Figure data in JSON
****************************************
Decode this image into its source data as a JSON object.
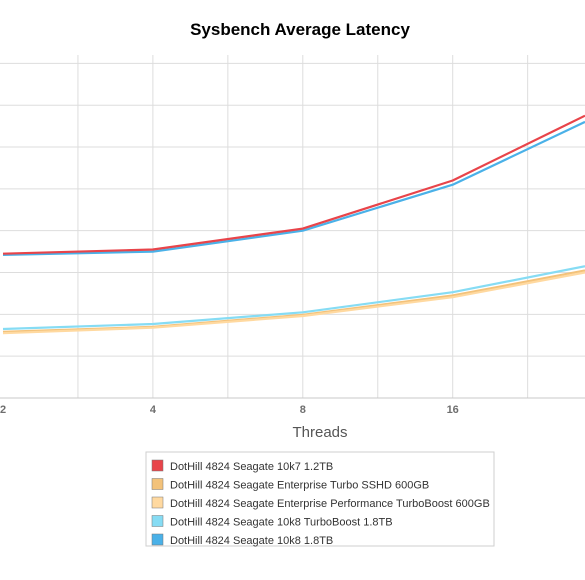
{
  "chart_data": {
    "type": "line",
    "title": "Sysbench Average Latency",
    "xlabel": "Threads",
    "ylabel": "",
    "x": [
      2,
      4,
      8,
      16
    ],
    "x_ticks": [
      "2",
      "4",
      "8",
      "16"
    ],
    "x_scale": "log2",
    "xlim": [
      2,
      29.5
    ],
    "ylim": [
      0,
      8.2
    ],
    "y_gridlines": [
      1,
      2,
      3,
      4,
      5,
      6,
      7,
      8
    ],
    "grid": true,
    "legend_position": "bottom",
    "series": [
      {
        "name": "DotHill 4824 Seagate 10k7 1.2TB",
        "color": "#e8444a",
        "x": [
          2,
          4,
          8,
          16,
          29.5
        ],
        "values": [
          3.45,
          3.55,
          4.05,
          5.2,
          6.75
        ]
      },
      {
        "name": "DotHill 4824 Seagate Enterprise Turbo SSHD 600GB",
        "color": "#f3c27a",
        "x": [
          2,
          4,
          8,
          16,
          29.5
        ],
        "values": [
          1.58,
          1.7,
          1.99,
          2.45,
          3.05
        ]
      },
      {
        "name": "DotHill 4824 Seagate Enterprise Performance TurboBoost 600GB",
        "color": "#ffd9a0",
        "x": [
          2,
          4,
          8,
          16,
          29.5
        ],
        "values": [
          1.55,
          1.68,
          1.96,
          2.41,
          3.0
        ]
      },
      {
        "name": "DotHill 4824 Seagate 10k8 TurboBoost 1.8TB",
        "color": "#86dcf4",
        "x": [
          2,
          4,
          8,
          16,
          29.5
        ],
        "values": [
          1.65,
          1.77,
          2.05,
          2.53,
          3.15
        ]
      },
      {
        "name": "DotHill 4824 Seagate 10k8 1.8TB",
        "color": "#4ab1e8",
        "x": [
          2,
          4,
          8,
          16,
          29.5
        ],
        "values": [
          3.42,
          3.5,
          4.0,
          5.1,
          6.6
        ]
      }
    ]
  }
}
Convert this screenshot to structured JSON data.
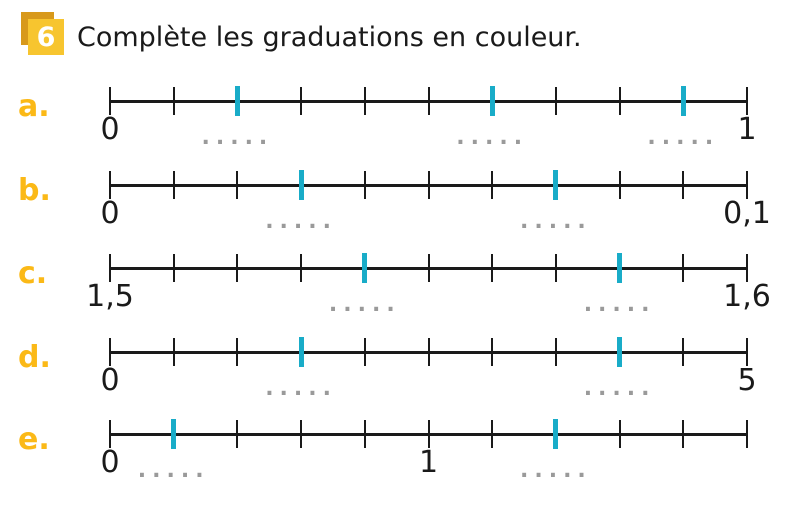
{
  "header": {
    "badge_number": "6",
    "title": "Complète les graduations en couleur."
  },
  "placeholder_dots": ".....",
  "colors": {
    "teal": "#19ACC8",
    "yellow": "#FBB917",
    "badge_front": "#F7C52F",
    "badge_back": "#D8991B",
    "ink": "#1A1A1A",
    "dots": "#9A9A9A"
  },
  "number_lines": [
    {
      "letter": "a.",
      "intervals": 10,
      "teal_ticks": [
        2,
        6,
        9
      ],
      "dotted_ticks": [
        2,
        6,
        9
      ],
      "labels": [
        {
          "tick": 0,
          "text": "0"
        },
        {
          "tick": 10,
          "text": "1"
        }
      ]
    },
    {
      "letter": "b.",
      "intervals": 10,
      "teal_ticks": [
        3,
        7
      ],
      "dotted_ticks": [
        3,
        7
      ],
      "labels": [
        {
          "tick": 0,
          "text": "0"
        },
        {
          "tick": 10,
          "text": "0,1"
        }
      ]
    },
    {
      "letter": "c.",
      "intervals": 10,
      "teal_ticks": [
        4,
        8
      ],
      "dotted_ticks": [
        4,
        8
      ],
      "labels": [
        {
          "tick": 0,
          "text": "1,5"
        },
        {
          "tick": 10,
          "text": "1,6"
        }
      ]
    },
    {
      "letter": "d.",
      "intervals": 10,
      "teal_ticks": [
        3,
        8
      ],
      "dotted_ticks": [
        3,
        8
      ],
      "labels": [
        {
          "tick": 0,
          "text": "0"
        },
        {
          "tick": 10,
          "text": "5"
        }
      ]
    },
    {
      "letter": "e.",
      "intervals": 10,
      "teal_ticks": [
        1,
        7
      ],
      "dotted_ticks": [
        1,
        7
      ],
      "labels": [
        {
          "tick": 0,
          "text": "0"
        },
        {
          "tick": 5,
          "text": "1"
        }
      ]
    }
  ]
}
****************************************
(Task brief) Count every line in the data that contains the word "TurboBoost", then give that count and nothing else.

(Written response) 2